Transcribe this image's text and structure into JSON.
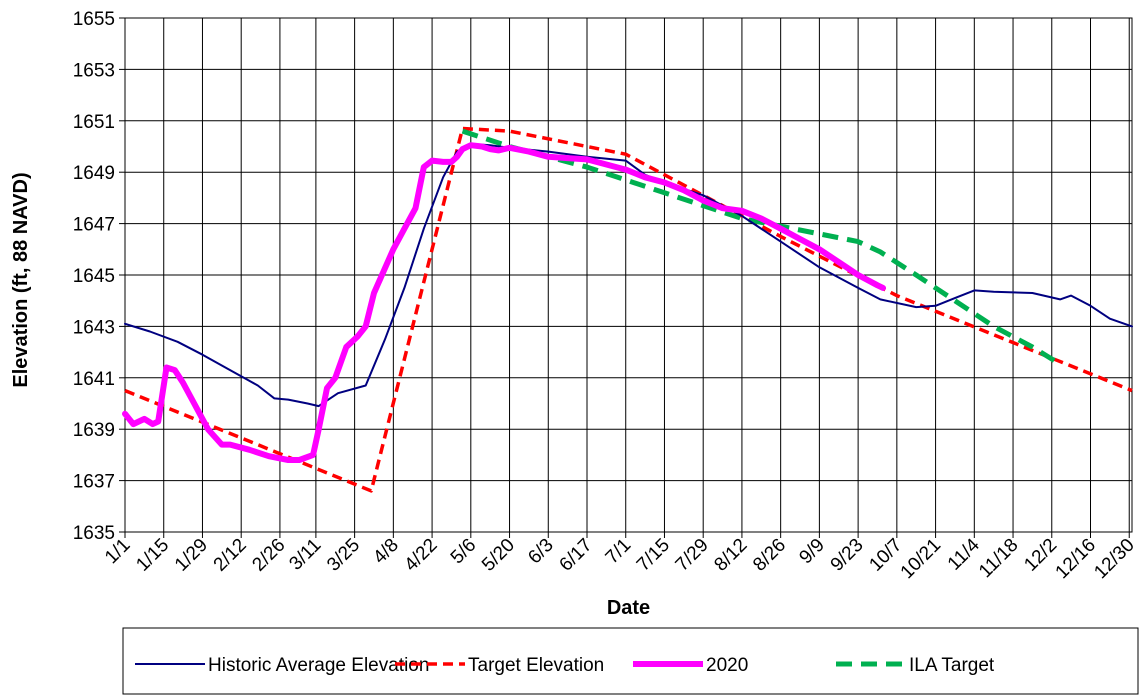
{
  "chart_data": {
    "type": "line",
    "title": "",
    "xlabel": "Date",
    "ylabel": "Elevation (ft, 88 NAVD)",
    "ylim": [
      1635,
      1655
    ],
    "y_ticks": [
      1635,
      1637,
      1639,
      1641,
      1643,
      1645,
      1647,
      1649,
      1651,
      1653,
      1655
    ],
    "y_tick_labels": [
      "1635",
      "1637",
      "1639",
      "1641",
      "1643",
      "1645",
      "1647",
      "1649",
      "1651",
      "1653",
      "1655"
    ],
    "x_range": [
      "1/1",
      "12/31"
    ],
    "x_ticks": [
      "1/1",
      "1/15",
      "1/29",
      "2/12",
      "2/26",
      "3/11",
      "3/25",
      "4/8",
      "4/22",
      "5/6",
      "5/20",
      "6/3",
      "6/17",
      "7/1",
      "7/15",
      "7/29",
      "8/12",
      "8/26",
      "9/9",
      "9/23",
      "10/7",
      "10/21",
      "11/4",
      "11/18",
      "12/2",
      "12/16",
      "12/30"
    ],
    "grid": true,
    "legend_position": "bottom",
    "series": [
      {
        "name": "Historic Average Elevation",
        "color": "#000080",
        "style": "solid",
        "x": [
          "1/1",
          "1/10",
          "1/20",
          "1/29",
          "2/8",
          "2/18",
          "2/24",
          "3/1",
          "3/8",
          "3/12",
          "3/19",
          "3/29",
          "4/5",
          "4/12",
          "4/19",
          "4/26",
          "5/1",
          "5/6",
          "5/13",
          "5/20",
          "6/3",
          "6/17",
          "7/1",
          "7/8",
          "7/15",
          "7/29",
          "8/12",
          "8/26",
          "9/9",
          "9/23",
          "10/1",
          "10/14",
          "10/21",
          "10/28",
          "11/4",
          "11/11",
          "11/25",
          "12/5",
          "12/9",
          "12/16",
          "12/23",
          "12/31"
        ],
        "y": [
          1643.1,
          1642.8,
          1642.4,
          1641.9,
          1641.3,
          1640.7,
          1640.2,
          1640.15,
          1640.0,
          1639.9,
          1640.4,
          1640.7,
          1642.5,
          1644.5,
          1646.8,
          1648.8,
          1649.8,
          1650.1,
          1650.05,
          1649.95,
          1649.8,
          1649.6,
          1649.45,
          1648.9,
          1648.6,
          1648.1,
          1647.3,
          1646.3,
          1645.3,
          1644.5,
          1644.05,
          1643.75,
          1643.8,
          1644.1,
          1644.4,
          1644.35,
          1644.3,
          1644.05,
          1644.2,
          1643.8,
          1643.3,
          1643.0
        ]
      },
      {
        "name": "Target Elevation",
        "color": "#ff0000",
        "style": "dashed",
        "x": [
          "1/1",
          "3/31",
          "5/3",
          "5/20",
          "7/1",
          "8/26",
          "10/7",
          "12/31"
        ],
        "y": [
          1640.5,
          1636.6,
          1650.7,
          1650.6,
          1649.7,
          1646.5,
          1644.2,
          1640.5
        ]
      },
      {
        "name": "2020",
        "color": "#ff00ff",
        "style": "solid",
        "x": [
          "1/1",
          "1/4",
          "1/8",
          "1/11",
          "1/13",
          "1/16",
          "1/19",
          "1/22",
          "1/26",
          "1/31",
          "2/5",
          "2/8",
          "2/15",
          "2/22",
          "3/1",
          "3/5",
          "3/10",
          "3/12",
          "3/15",
          "3/18",
          "3/22",
          "3/26",
          "3/29",
          "4/1",
          "4/8",
          "4/12",
          "4/16",
          "4/19",
          "4/22",
          "4/26",
          "4/29",
          "5/1",
          "5/3",
          "5/6",
          "5/10",
          "5/13",
          "5/16",
          "5/20",
          "5/27",
          "6/3",
          "6/10",
          "6/17",
          "6/24",
          "7/1",
          "7/8",
          "7/15",
          "7/22",
          "7/29",
          "8/5",
          "8/12",
          "8/19",
          "8/26",
          "9/2",
          "9/9",
          "9/16",
          "9/23",
          "9/30",
          "10/2"
        ],
        "y": [
          1639.6,
          1639.2,
          1639.4,
          1639.2,
          1639.3,
          1641.4,
          1641.3,
          1640.8,
          1640.0,
          1639.0,
          1638.4,
          1638.4,
          1638.2,
          1637.95,
          1637.8,
          1637.8,
          1638.0,
          1639.0,
          1640.6,
          1641.0,
          1642.2,
          1642.6,
          1643.0,
          1644.3,
          1646.0,
          1646.8,
          1647.6,
          1649.2,
          1649.45,
          1649.4,
          1649.4,
          1649.6,
          1649.9,
          1650.05,
          1650.0,
          1649.9,
          1649.85,
          1649.95,
          1649.8,
          1649.6,
          1649.55,
          1649.5,
          1649.3,
          1649.1,
          1648.8,
          1648.6,
          1648.3,
          1647.9,
          1647.6,
          1647.5,
          1647.2,
          1646.8,
          1646.4,
          1646.0,
          1645.5,
          1645.0,
          1644.6,
          1644.5
        ]
      },
      {
        "name": "ILA Target",
        "color": "#00b050",
        "style": "dashed",
        "x": [
          "5/3",
          "5/20",
          "6/17",
          "7/15",
          "8/12",
          "8/26",
          "9/9",
          "9/23",
          "10/1",
          "10/14",
          "10/28",
          "11/11",
          "11/25",
          "12/4"
        ],
        "y": [
          1650.6,
          1650.0,
          1649.2,
          1648.2,
          1647.2,
          1646.9,
          1646.6,
          1646.3,
          1645.9,
          1645.0,
          1644.0,
          1643.0,
          1642.2,
          1641.6
        ]
      }
    ]
  }
}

* * * * *

* _EXERCISE TASK_:
Copy the whole of the material above exactly, but not its images.

* _REPLY_:
Transcribe this image's text and structure into JSON.
{
  "chart_data": {
    "type": "line",
    "title": "",
    "xlabel": "Date",
    "ylabel": "Elevation (ft, 88 NAVD)",
    "ylim": [
      1635,
      1655
    ],
    "y_ticks": [
      1635,
      1637,
      1639,
      1641,
      1643,
      1645,
      1647,
      1649,
      1651,
      1653,
      1655
    ],
    "y_tick_labels": [
      "1635",
      "1637",
      "1639",
      "1641",
      "1643",
      "1645",
      "1647",
      "1649",
      "1651",
      "1653",
      "1655"
    ],
    "x_range": [
      "1/1",
      "12/31"
    ],
    "x_ticks": [
      "1/1",
      "1/15",
      "1/29",
      "2/12",
      "2/26",
      "3/11",
      "3/25",
      "4/8",
      "4/22",
      "5/6",
      "5/20",
      "6/3",
      "6/17",
      "7/1",
      "7/15",
      "7/29",
      "8/12",
      "8/26",
      "9/9",
      "9/23",
      "10/7",
      "10/21",
      "11/4",
      "11/18",
      "12/2",
      "12/16",
      "12/30"
    ],
    "grid": true,
    "legend_position": "bottom",
    "series": [
      {
        "name": "Historic Average Elevation",
        "color": "#000080",
        "style": "solid",
        "x": [
          "1/1",
          "1/10",
          "1/20",
          "1/29",
          "2/8",
          "2/18",
          "2/24",
          "3/1",
          "3/8",
          "3/12",
          "3/19",
          "3/29",
          "4/5",
          "4/12",
          "4/19",
          "4/26",
          "5/1",
          "5/6",
          "5/13",
          "5/20",
          "6/3",
          "6/17",
          "7/1",
          "7/8",
          "7/15",
          "7/29",
          "8/12",
          "8/26",
          "9/9",
          "9/23",
          "10/1",
          "10/14",
          "10/21",
          "10/28",
          "11/4",
          "11/11",
          "11/25",
          "12/5",
          "12/9",
          "12/16",
          "12/23",
          "12/31"
        ],
        "y": [
          1643.1,
          1642.8,
          1642.4,
          1641.9,
          1641.3,
          1640.7,
          1640.2,
          1640.15,
          1640.0,
          1639.9,
          1640.4,
          1640.7,
          1642.5,
          1644.5,
          1646.8,
          1648.8,
          1649.8,
          1650.1,
          1650.05,
          1649.95,
          1649.8,
          1649.6,
          1649.45,
          1648.9,
          1648.6,
          1648.1,
          1647.3,
          1646.3,
          1645.3,
          1644.5,
          1644.05,
          1643.75,
          1643.8,
          1644.1,
          1644.4,
          1644.35,
          1644.3,
          1644.05,
          1644.2,
          1643.8,
          1643.3,
          1643.0
        ]
      },
      {
        "name": "Target Elevation",
        "color": "#ff0000",
        "style": "dashed",
        "x": [
          "1/1",
          "3/31",
          "5/3",
          "5/20",
          "7/1",
          "8/26",
          "10/7",
          "12/31"
        ],
        "y": [
          1640.5,
          1636.6,
          1650.7,
          1650.6,
          1649.7,
          1646.5,
          1644.2,
          1640.5
        ]
      },
      {
        "name": "2020",
        "color": "#ff00ff",
        "style": "solid",
        "x": [
          "1/1",
          "1/4",
          "1/8",
          "1/11",
          "1/13",
          "1/16",
          "1/19",
          "1/22",
          "1/26",
          "1/31",
          "2/5",
          "2/8",
          "2/15",
          "2/22",
          "3/1",
          "3/5",
          "3/10",
          "3/12",
          "3/15",
          "3/18",
          "3/22",
          "3/26",
          "3/29",
          "4/1",
          "4/8",
          "4/12",
          "4/16",
          "4/19",
          "4/22",
          "4/26",
          "4/29",
          "5/1",
          "5/3",
          "5/6",
          "5/10",
          "5/13",
          "5/16",
          "5/20",
          "5/27",
          "6/3",
          "6/10",
          "6/17",
          "6/24",
          "7/1",
          "7/8",
          "7/15",
          "7/22",
          "7/29",
          "8/5",
          "8/12",
          "8/19",
          "8/26",
          "9/2",
          "9/9",
          "9/16",
          "9/23",
          "9/30",
          "10/2"
        ],
        "y": [
          1639.6,
          1639.2,
          1639.4,
          1639.2,
          1639.3,
          1641.4,
          1641.3,
          1640.8,
          1640.0,
          1639.0,
          1638.4,
          1638.4,
          1638.2,
          1637.95,
          1637.8,
          1637.8,
          1638.0,
          1639.0,
          1640.6,
          1641.0,
          1642.2,
          1642.6,
          1643.0,
          1644.3,
          1646.0,
          1646.8,
          1647.6,
          1649.2,
          1649.45,
          1649.4,
          1649.4,
          1649.6,
          1649.9,
          1650.05,
          1650.0,
          1649.9,
          1649.85,
          1649.95,
          1649.8,
          1649.6,
          1649.55,
          1649.5,
          1649.3,
          1649.1,
          1648.8,
          1648.6,
          1648.3,
          1647.9,
          1647.6,
          1647.5,
          1647.2,
          1646.8,
          1646.4,
          1646.0,
          1645.5,
          1645.0,
          1644.6,
          1644.5
        ]
      },
      {
        "name": "ILA Target",
        "color": "#00b050",
        "style": "dashed",
        "x": [
          "5/3",
          "5/20",
          "6/17",
          "7/15",
          "8/12",
          "8/26",
          "9/9",
          "9/23",
          "10/1",
          "10/14",
          "10/28",
          "11/11",
          "11/25",
          "12/4"
        ],
        "y": [
          1650.6,
          1650.0,
          1649.2,
          1648.2,
          1647.2,
          1646.9,
          1646.6,
          1646.3,
          1645.9,
          1645.0,
          1644.0,
          1643.0,
          1642.2,
          1641.6
        ]
      }
    ]
  }
}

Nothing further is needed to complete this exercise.